TASK INPUT —
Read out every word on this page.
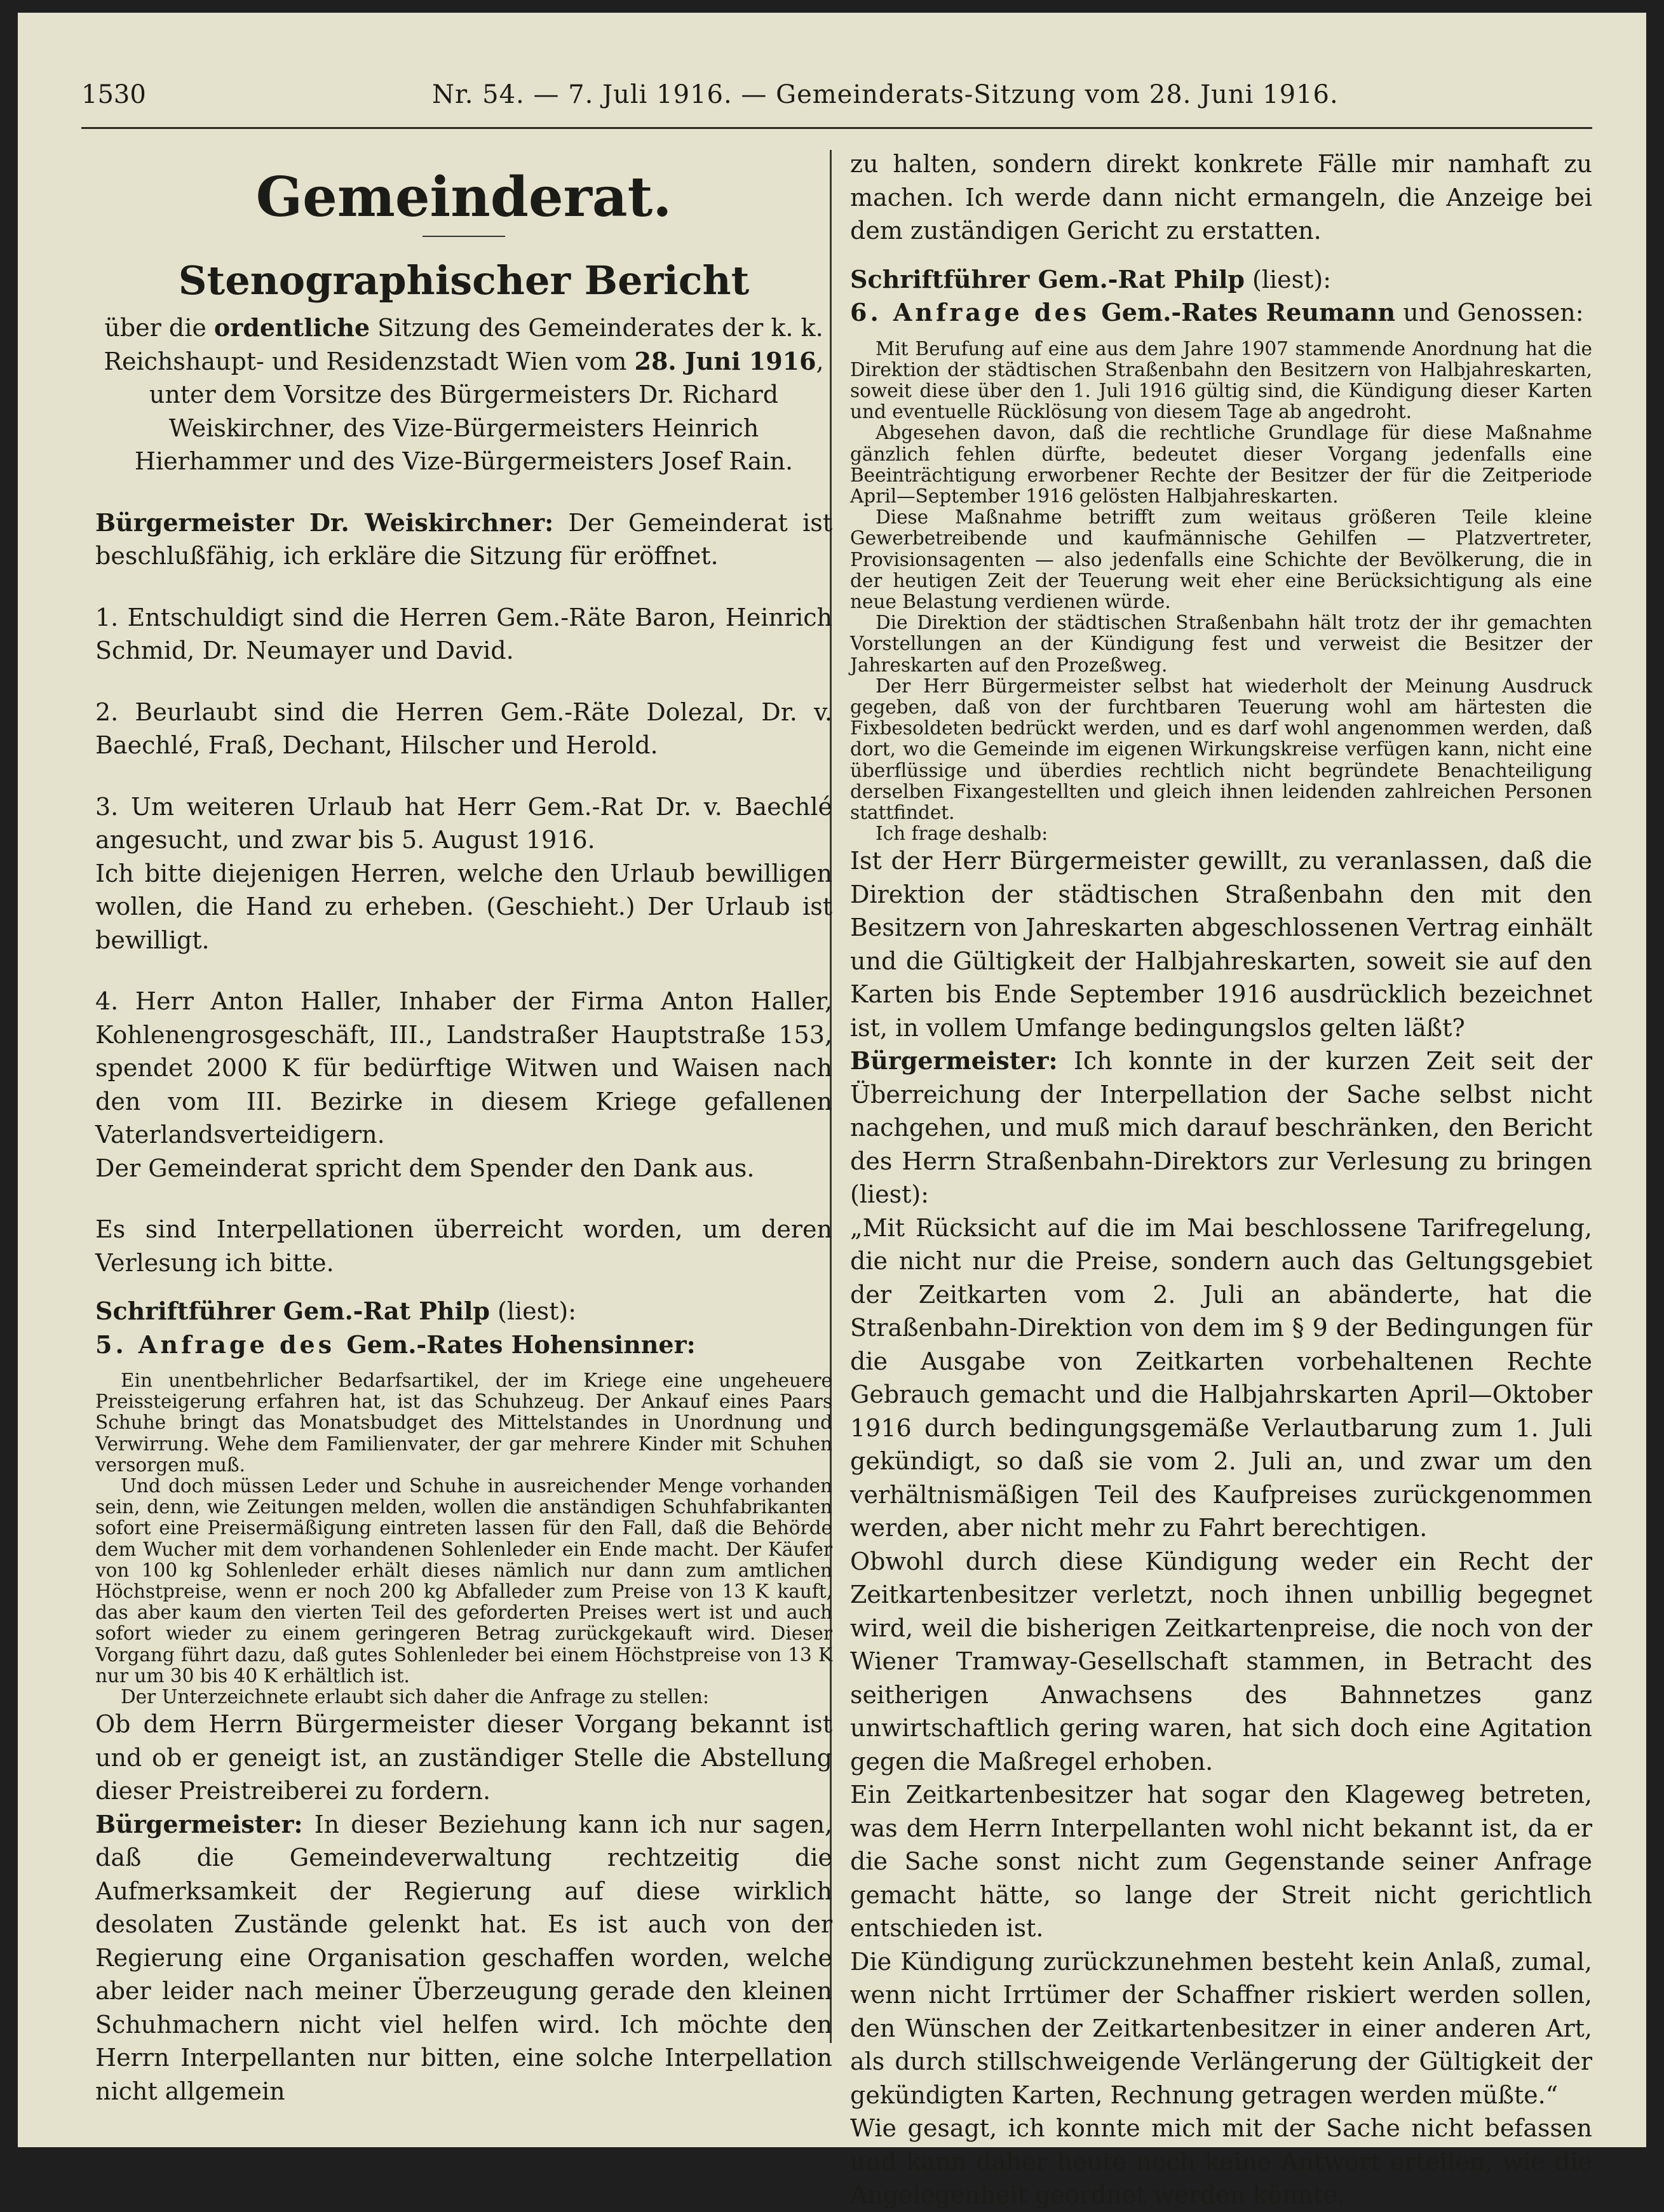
1530	Nr. 54. — 7. Juli 1916. — Gemeinderats-Sitzung vom 28. Juni 1916.
Gemeinderat.
Stenographischer Bericht

über die ordentliche Sitzung des Gemeinderates der k. k. Reichshaupt- und Residenzstadt Wien vom 28. Juni 1916, unter dem Vorsitze des Bürgermeisters Dr. Richard Weiskirchner, des Vize-Bürgermeisters Heinrich Hierhammer und des Vize-Bürgermeisters Josef Rain.

Bürgermeister Dr. Weiskirchner: Der Gemeinderat ist beschlußfähig, ich erkläre die Sitzung für eröffnet.

1. Entschuldigt sind die Herren Gem.-Räte Baron, Heinrich Schmid, Dr. Neumayer und David.

2. Beurlaubt sind die Herren Gem.-Räte Dolezal, Dr. v. Baechlé, Fraß, Dechant, Hilscher und Herold.

3. Um weiteren Urlaub hat Herr Gem.-Rat Dr. v. Baechlé angesucht, und zwar bis 5. August 1916.

Ich bitte diejenigen Herren, welche den Urlaub bewilligen wollen, die Hand zu erheben. (Geschieht.) Der Urlaub ist bewilligt.

4. Herr Anton Haller, Inhaber der Firma Anton Haller, Kohlenengrosgeschäft, III., Landstraßer Hauptstraße 153, spendet 2000 K für bedürftige Witwen und Waisen nach den vom III. Bezirke in diesem Kriege gefallenen Vaterlandsverteidigern.

Der Gemeinderat spricht dem Spender den Dank aus.

Es sind Interpellationen überreicht worden, um deren Verlesung ich bitte.

Schriftführer Gem.-Rat Philp (liest):

5. Anfrage des Gem.-Rates Hohensinner:

Ein unentbehrlicher Bedarfsartikel, der im Kriege eine ungeheuere Preissteigerung erfahren hat, ist das Schuhzeug. Der Ankauf eines Paars Schuhe bringt das Monatsbudget des Mittelstandes in Unordnung und Verwirrung. Wehe dem Familienvater, der gar mehrere Kinder mit Schuhen versorgen muß.

Und doch müssen Leder und Schuhe in ausreichender Menge vorhanden sein, denn, wie Zeitungen melden, wollen die anständigen Schuhfabrikanten sofort eine Preisermäßigung eintreten lassen für den Fall, daß die Behörde dem Wucher mit dem vorhandenen Sohlenleder ein Ende macht. Der Käufer von 100 kg Sohlenleder erhält dieses nämlich nur dann zum amtlichen Höchstpreise, wenn er noch 200 kg Abfalleder zum Preise von 13 K kauft, das aber kaum den vierten Teil des geforderten Preises wert ist und auch sofort wieder zu einem geringeren Betrag zurückgekauft wird. Dieser Vorgang führt dazu, daß gutes Sohlenleder bei einem Höchstpreise von 13 K nur um 30 bis 40 K erhältlich ist.

Der Unterzeichnete erlaubt sich daher die Anfrage zu stellen:

Ob dem Herrn Bürgermeister dieser Vorgang bekannt ist und ob er geneigt ist, an zuständiger Stelle die Abstellung dieser Preistreiberei zu fordern.

Bürgermeister: In dieser Beziehung kann ich nur sagen, daß die Gemeindeverwaltung rechtzeitig die Aufmerksamkeit der Regierung auf diese wirklich desolaten Zustände gelenkt hat. Es ist auch von der Regierung eine Organisation geschaffen worden, welche aber leider nach meiner Überzeugung gerade den kleinen Schuhmachern nicht viel helfen wird. Ich möchte den Herrn Interpellanten nur bitten, eine solche Interpellation nicht allgemein

zu halten, sondern direkt konkrete Fälle mir namhaft zu machen. Ich werde dann nicht ermangeln, die Anzeige bei dem zuständigen Gericht zu erstatten.

Schriftführer Gem.-Rat Philp (liest):

6. Anfrage des Gem.-Rates Reumann und Genossen:

Mit Berufung auf eine aus dem Jahre 1907 stammende Anordnung hat die Direktion der städtischen Straßenbahn den Besitzern von Halbjahreskarten, soweit diese über den 1. Juli 1916 gültig sind, die Kündigung dieser Karten und eventuelle Rücklösung von diesem Tage ab angedroht.

Abgesehen davon, daß die rechtliche Grundlage für diese Maßnahme gänzlich fehlen dürfte, bedeutet dieser Vorgang jedenfalls eine Beeinträchtigung erworbener Rechte der Besitzer der für die Zeitperiode April—September 1916 gelösten Halbjahreskarten.

Diese Maßnahme betrifft zum weitaus größeren Teile kleine Gewerbetreibende und kaufmännische Gehilfen — Platzvertreter, Provisionsagenten — also jedenfalls eine Schichte der Bevölkerung, die in der heutigen Zeit der Teuerung weit eher eine Berücksichtigung als eine neue Belastung verdienen würde.

Die Direktion der städtischen Straßenbahn hält trotz der ihr gemachten Vorstellungen an der Kündigung fest und verweist die Besitzer der Jahreskarten auf den Prozeßweg.

Der Herr Bürgermeister selbst hat wiederholt der Meinung Ausdruck gegeben, daß von der furchtbaren Teuerung wohl am härtesten die Fixbesoldeten bedrückt werden, und es darf wohl angenommen werden, daß dort, wo die Gemeinde im eigenen Wirkungskreise verfügen kann, nicht eine überflüssige und überdies rechtlich nicht begründete Benachteiligung derselben Fixangestellten und gleich ihnen leidenden zahlreichen Personen stattfindet.

Ich frage deshalb:

Ist der Herr Bürgermeister gewillt, zu veranlassen, daß die Direktion der städtischen Straßenbahn den mit den Besitzern von Jahreskarten abgeschlossenen Vertrag einhält und die Gültigkeit der Halbjahreskarten, soweit sie auf den Karten bis Ende September 1916 ausdrücklich bezeichnet ist, in vollem Umfange bedingungslos gelten läßt?

Bürgermeister: Ich konnte in der kurzen Zeit seit der Überreichung der Interpellation der Sache selbst nicht nachgehen, und muß mich darauf beschränken, den Bericht des Herrn Straßenbahn-Direktors zur Verlesung zu bringen (liest):

„Mit Rücksicht auf die im Mai beschlossene Tarifregelung, die nicht nur die Preise, sondern auch das Geltungsgebiet der Zeitkarten vom 2. Juli an abänderte, hat die Straßenbahn-Direktion von dem im § 9 der Bedingungen für die Ausgabe von Zeitkarten vorbehaltenen Rechte Gebrauch gemacht und die Halbjahrskarten April—Oktober 1916 durch bedingungsgemäße Verlautbarung zum 1. Juli gekündigt, so daß sie vom 2. Juli an, und zwar um den verhältnismäßigen Teil des Kaufpreises zurückgenommen werden, aber nicht mehr zu Fahrt berechtigen.

Obwohl durch diese Kündigung weder ein Recht der Zeitkartenbesitzer verletzt, noch ihnen unbillig begegnet wird, weil die bisherigen Zeitkartenpreise, die noch von der Wiener Tramway-Gesellschaft stammen, in Betracht des seitherigen Anwachsens des Bahnnetzes ganz unwirtschaftlich gering waren, hat sich doch eine Agitation gegen die Maßregel erhoben.

Ein Zeitkartenbesitzer hat sogar den Klageweg betreten, was dem Herrn Interpellanten wohl nicht bekannt ist, da er die Sache sonst nicht zum Gegenstande seiner Anfrage gemacht hätte, so lange der Streit nicht gerichtlich entschieden ist.

Die Kündigung zurückzunehmen besteht kein Anlaß, zumal, wenn nicht Irrtümer der Schaffner riskiert werden sollen, den Wünschen der Zeitkartenbesitzer in einer anderen Art, als durch stillschweigende Verlängerung der Gültigkeit der gekündigten Karten, Rechnung getragen werden müßte.“

Wie gesagt, ich konnte mich mit der Sache nicht befassen und kann daher heute noch keine Antwort erteilen, wie die Angelegenheit geordnet werden könnte.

TRY IT —
Could you copy every line from the records that has "Maßnahme" in it?

RESULT OF THIS EXERCISE —
Abgesehen davon, daß die rechtliche Grundlage für diese Maßnahme gänzlich fehlen dürfte, bedeutet dieser Vorgang jedenfalls eine Beeinträchtigung erworbener Rechte der Besitzer der für die Zeitperiode April—September 1916 gelösten Halbjahreskarten.
Diese Maßnahme betrifft zum weitaus größeren Teile kleine Gewerbetreibende und kaufmännische Gehilfen — Platzvertreter, Provisionsagenten — also jedenfalls eine Schichte der Bevölkerung, die in der heutigen Zeit der Teuerung weit eher eine Berücksichtigung als eine neue Belastung verdienen würde.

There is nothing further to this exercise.